- STORED ROWS
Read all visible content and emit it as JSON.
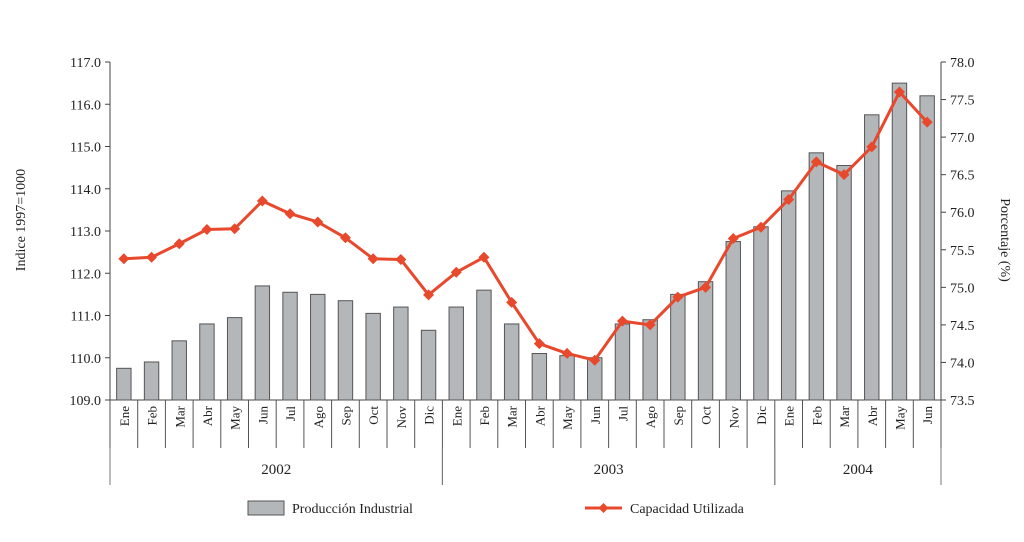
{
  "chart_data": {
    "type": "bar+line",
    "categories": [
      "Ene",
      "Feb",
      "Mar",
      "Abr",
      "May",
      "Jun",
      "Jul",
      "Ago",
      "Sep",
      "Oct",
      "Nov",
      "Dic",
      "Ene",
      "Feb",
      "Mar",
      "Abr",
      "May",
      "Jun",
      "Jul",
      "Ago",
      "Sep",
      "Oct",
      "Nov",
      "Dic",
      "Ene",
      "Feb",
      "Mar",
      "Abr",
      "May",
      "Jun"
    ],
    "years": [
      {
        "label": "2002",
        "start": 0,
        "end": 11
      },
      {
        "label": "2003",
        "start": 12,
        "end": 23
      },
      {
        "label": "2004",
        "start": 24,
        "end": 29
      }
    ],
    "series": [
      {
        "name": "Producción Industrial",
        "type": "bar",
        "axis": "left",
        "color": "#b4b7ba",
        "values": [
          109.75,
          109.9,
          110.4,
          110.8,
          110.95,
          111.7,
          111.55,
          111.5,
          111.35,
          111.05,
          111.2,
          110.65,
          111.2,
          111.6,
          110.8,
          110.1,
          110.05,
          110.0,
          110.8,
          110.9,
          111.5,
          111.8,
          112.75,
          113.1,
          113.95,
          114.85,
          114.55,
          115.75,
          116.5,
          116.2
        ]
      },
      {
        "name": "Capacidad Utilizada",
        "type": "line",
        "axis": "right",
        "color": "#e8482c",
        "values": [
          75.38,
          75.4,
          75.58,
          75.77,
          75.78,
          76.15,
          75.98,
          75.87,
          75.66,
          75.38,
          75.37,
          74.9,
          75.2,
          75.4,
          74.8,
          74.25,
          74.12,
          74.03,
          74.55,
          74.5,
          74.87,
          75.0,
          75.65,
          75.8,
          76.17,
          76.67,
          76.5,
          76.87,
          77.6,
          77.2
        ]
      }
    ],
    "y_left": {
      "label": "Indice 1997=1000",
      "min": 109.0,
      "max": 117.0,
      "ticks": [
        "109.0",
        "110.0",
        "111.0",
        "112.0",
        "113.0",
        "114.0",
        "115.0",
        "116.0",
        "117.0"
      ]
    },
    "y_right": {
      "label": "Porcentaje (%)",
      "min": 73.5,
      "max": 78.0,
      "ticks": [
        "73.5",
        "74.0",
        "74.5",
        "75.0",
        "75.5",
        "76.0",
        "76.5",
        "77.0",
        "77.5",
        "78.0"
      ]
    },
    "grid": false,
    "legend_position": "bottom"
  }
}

--

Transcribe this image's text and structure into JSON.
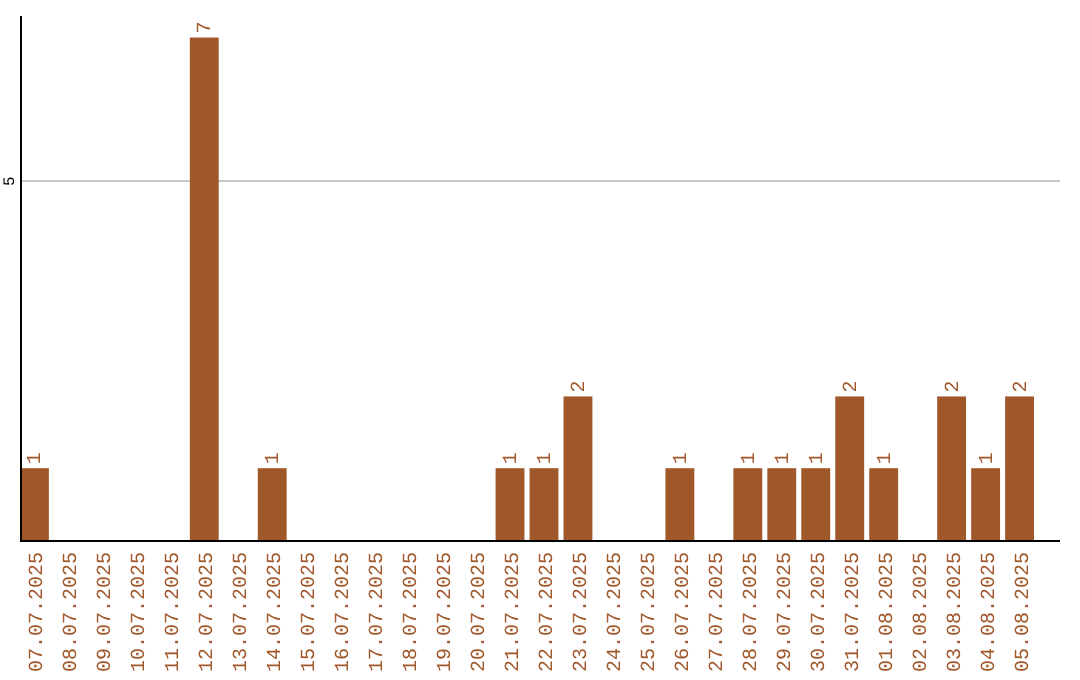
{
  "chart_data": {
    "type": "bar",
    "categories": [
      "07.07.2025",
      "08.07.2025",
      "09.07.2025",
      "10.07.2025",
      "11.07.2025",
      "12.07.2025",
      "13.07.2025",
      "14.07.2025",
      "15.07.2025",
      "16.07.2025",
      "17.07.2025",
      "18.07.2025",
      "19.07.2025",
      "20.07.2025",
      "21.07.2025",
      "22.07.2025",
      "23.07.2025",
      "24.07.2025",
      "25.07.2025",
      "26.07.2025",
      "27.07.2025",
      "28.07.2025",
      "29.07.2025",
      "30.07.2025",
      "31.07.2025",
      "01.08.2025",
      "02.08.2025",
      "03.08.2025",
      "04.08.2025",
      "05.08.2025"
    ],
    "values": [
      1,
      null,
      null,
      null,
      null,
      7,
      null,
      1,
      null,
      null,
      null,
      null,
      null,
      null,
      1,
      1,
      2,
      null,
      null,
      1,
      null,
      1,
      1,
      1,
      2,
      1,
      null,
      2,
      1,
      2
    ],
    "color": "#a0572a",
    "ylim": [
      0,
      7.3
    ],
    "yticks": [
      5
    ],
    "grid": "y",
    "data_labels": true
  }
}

--

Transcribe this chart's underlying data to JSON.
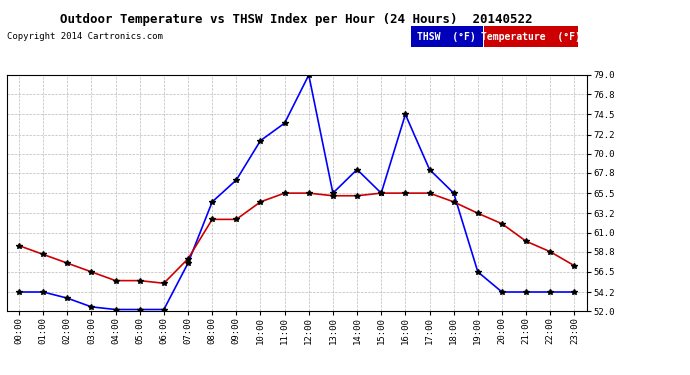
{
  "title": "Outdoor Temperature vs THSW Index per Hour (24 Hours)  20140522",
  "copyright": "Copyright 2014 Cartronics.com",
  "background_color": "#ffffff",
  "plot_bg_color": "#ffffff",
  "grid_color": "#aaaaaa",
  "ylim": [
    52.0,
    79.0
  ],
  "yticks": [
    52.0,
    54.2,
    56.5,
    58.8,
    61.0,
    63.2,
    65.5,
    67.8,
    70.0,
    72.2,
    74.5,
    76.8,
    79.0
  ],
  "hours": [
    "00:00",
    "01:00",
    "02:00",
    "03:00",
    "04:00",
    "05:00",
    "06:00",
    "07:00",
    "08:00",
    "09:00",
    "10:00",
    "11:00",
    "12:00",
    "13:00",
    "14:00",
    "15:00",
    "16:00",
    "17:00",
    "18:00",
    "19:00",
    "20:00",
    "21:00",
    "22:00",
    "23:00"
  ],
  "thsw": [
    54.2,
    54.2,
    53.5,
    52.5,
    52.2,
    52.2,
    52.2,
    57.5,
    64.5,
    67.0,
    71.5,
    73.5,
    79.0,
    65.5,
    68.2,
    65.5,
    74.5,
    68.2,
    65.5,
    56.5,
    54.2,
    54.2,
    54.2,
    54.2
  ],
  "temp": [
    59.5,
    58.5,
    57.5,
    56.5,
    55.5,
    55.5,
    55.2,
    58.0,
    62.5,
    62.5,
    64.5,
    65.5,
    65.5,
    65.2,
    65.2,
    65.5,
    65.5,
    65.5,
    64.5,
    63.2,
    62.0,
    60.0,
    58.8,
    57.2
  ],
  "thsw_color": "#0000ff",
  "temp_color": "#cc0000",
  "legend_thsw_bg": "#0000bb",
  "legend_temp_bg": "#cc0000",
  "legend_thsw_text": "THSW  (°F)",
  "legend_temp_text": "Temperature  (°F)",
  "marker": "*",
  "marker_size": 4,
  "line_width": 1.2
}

- YOUR GOAL
Pull out each line of the records holding the string "Temperature".

- RESULT OF THIS TASK
  "title": "Outdoor Temperature vs THSW Index per Hour (24 Hours)  20140522",
  "legend_temp_text": "Temperature  (°F)",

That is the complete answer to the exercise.